> GOAL
Every line of the material below must be repeated exactly.

━━━

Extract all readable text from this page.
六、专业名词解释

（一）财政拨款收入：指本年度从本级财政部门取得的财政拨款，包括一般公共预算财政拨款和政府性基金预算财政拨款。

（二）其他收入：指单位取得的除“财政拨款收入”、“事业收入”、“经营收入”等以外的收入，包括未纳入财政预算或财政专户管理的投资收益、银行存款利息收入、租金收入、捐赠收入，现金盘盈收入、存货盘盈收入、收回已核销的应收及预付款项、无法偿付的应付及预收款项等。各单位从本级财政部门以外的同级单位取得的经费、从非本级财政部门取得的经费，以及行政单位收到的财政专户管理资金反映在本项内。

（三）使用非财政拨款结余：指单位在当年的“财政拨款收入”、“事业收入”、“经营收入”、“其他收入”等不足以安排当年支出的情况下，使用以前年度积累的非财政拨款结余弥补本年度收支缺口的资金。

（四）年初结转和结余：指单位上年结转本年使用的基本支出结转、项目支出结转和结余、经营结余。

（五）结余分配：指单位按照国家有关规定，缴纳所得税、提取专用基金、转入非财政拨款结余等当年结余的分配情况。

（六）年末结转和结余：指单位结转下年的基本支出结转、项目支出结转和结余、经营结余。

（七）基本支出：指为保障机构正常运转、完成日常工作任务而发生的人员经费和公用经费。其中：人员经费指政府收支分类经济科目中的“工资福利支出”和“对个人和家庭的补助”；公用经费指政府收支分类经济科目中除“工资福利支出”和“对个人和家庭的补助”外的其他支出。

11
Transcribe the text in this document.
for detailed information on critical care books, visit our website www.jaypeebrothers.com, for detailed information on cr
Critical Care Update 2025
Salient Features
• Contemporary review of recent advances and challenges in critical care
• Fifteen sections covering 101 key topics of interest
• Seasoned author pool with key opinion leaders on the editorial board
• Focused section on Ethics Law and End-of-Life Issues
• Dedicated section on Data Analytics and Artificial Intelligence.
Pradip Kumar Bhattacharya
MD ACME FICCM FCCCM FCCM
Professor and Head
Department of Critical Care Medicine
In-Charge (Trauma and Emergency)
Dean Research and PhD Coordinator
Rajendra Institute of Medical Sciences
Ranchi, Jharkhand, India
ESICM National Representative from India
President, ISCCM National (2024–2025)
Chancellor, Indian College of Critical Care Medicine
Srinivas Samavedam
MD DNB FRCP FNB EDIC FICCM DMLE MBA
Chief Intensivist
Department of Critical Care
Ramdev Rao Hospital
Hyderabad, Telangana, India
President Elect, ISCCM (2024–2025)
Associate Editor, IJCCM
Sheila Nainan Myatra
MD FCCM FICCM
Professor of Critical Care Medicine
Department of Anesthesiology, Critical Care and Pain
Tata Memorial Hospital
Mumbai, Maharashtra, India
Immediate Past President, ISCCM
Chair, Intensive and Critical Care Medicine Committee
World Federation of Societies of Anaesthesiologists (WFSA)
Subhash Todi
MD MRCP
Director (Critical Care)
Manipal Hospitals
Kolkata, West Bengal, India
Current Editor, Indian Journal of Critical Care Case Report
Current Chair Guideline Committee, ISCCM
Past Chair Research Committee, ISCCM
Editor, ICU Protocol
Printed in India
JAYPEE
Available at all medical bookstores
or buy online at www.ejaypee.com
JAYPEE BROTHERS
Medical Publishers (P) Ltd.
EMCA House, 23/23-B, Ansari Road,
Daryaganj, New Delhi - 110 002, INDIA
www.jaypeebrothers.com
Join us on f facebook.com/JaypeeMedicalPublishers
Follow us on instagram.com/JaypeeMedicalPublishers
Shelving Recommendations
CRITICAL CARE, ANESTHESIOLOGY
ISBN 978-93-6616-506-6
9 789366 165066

━━━

> RESULT FOR THIS EXERCISE
Extract all readable text from this page.
六、专业名词解释

（一）财政拨款收入：指本年度从本级财政部门取得的财政拨款，包括一般公共预算财政拨款和政府性基金预算财政拨款。

（二）其他收入：指单位取得的除“财政拨款收入”、“事业收入”、“经营收入”等以外的收入，包括未纳入财政预算或财政专户管理的投资收益、银行存款利息收入、租金收入、捐赠收入，现金盘盈收入、存货盘盈收入、收回已核销的应收及预付款项、无法偿付的应付及预收款项等。各单位从本级财政部门以外的同级单位取得的经费、从非本级财政部门取得的经费，以及行政单位收到的财政专户管理资金反映在本项内。

（三）使用非财政拨款结余：指单位在当年的“财政拨款收入”、“事业收入”、“经营收入”、“其他收入”等不足以安排当年支出的情况下，使用以前年度积累的非财政拨款结余弥补本年度收支缺口的资金。

（四）年初结转和结余：指单位上年结转本年使用的基本支出结转、项目支出结转和结余、经营结余。

（五）结余分配：指单位按照国家有关规定，缴纳所得税、提取专用基金、转入非财政拨款结余等当年结余的分配情况。

（六）年末结转和结余：指单位结转下年的基本支出结转、项目支出结转和结余、经营结余。

（七）基本支出：指为保障机构正常运转、完成日常工作任务而发生的人员经费和公用经费。其中：人员经费指政府收支分类经济科目中的“工资福利支出”和“对个人和家庭的补助”；公用经费指政府收支分类经济科目中除“工资福利支出”和“对个人和家庭的补助”外的其他支出。

11
Transcribe the text in this document.
for detailed information on critical care books, visit our website www.jaypeebrothers.com, for detailed information on cr
Critical Care Update 2025
Salient Features
• Contemporary review of recent advances and challenges in critical care
• Fifteen sections covering 101 key topics of interest
• Seasoned author pool with key opinion leaders on the editorial board
• Focused section on Ethics Law and End-of-Life Issues
• Dedicated section on Data Analytics and Artificial Intelligence.
Pradip Kumar Bhattacharya
MD ACME FICCM FCCCM FCCM
Professor and Head
Department of Critical Care Medicine
In-Charge (Trauma and Emergency)
Dean Research and PhD Coordinator
Rajendra Institute of Medical Sciences
Ranchi, Jharkhand, India
ESICM National Representative from India
President, ISCCM National (2024–2025)
Chancellor, Indian College of Critical Care Medicine
Srinivas Samavedam
MD DNB FRCP FNB EDIC FICCM DMLE MBA
Chief Intensivist
Department of Critical Care
Ramdev Rao Hospital
Hyderabad, Telangana, India
President Elect, ISCCM (2024–2025)
Associate Editor, IJCCM
Sheila Nainan Myatra
MD FCCM FICCM
Professor of Critical Care Medicine
Department of Anesthesiology, Critical Care and Pain
Tata Memorial Hospital
Mumbai, Maharashtra, India
Immediate Past President, ISCCM
Chair, Intensive and Critical Care Medicine Committee
World Federation of Societies of Anaesthesiologists (WFSA)
Subhash Todi
MD MRCP
Director (Critical Care)
Manipal Hospitals
Kolkata, West Bengal, India
Current Editor, Indian Journal of Critical Care Case Report
Current Chair Guideline Committee, ISCCM
Past Chair Research Committee, ISCCM
Editor, ICU Protocol
Printed in India
JAYPEE
Available at all medical bookstores
or buy online at www.ejaypee.com
JAYPEE BROTHERS
Medical Publishers (P) Ltd.
EMCA House, 23/23-B, Ansari Road,
Daryaganj, New Delhi - 110 002, INDIA
www.jaypeebrothers.com
Join us on f facebook.com/JaypeeMedicalPublishers
Follow us on instagram.com/JaypeeMedicalPublishers
Shelving Recommendations
CRITICAL CARE, ANESTHESIOLOGY
ISBN 978-93-6616-506-6
9 789366 165066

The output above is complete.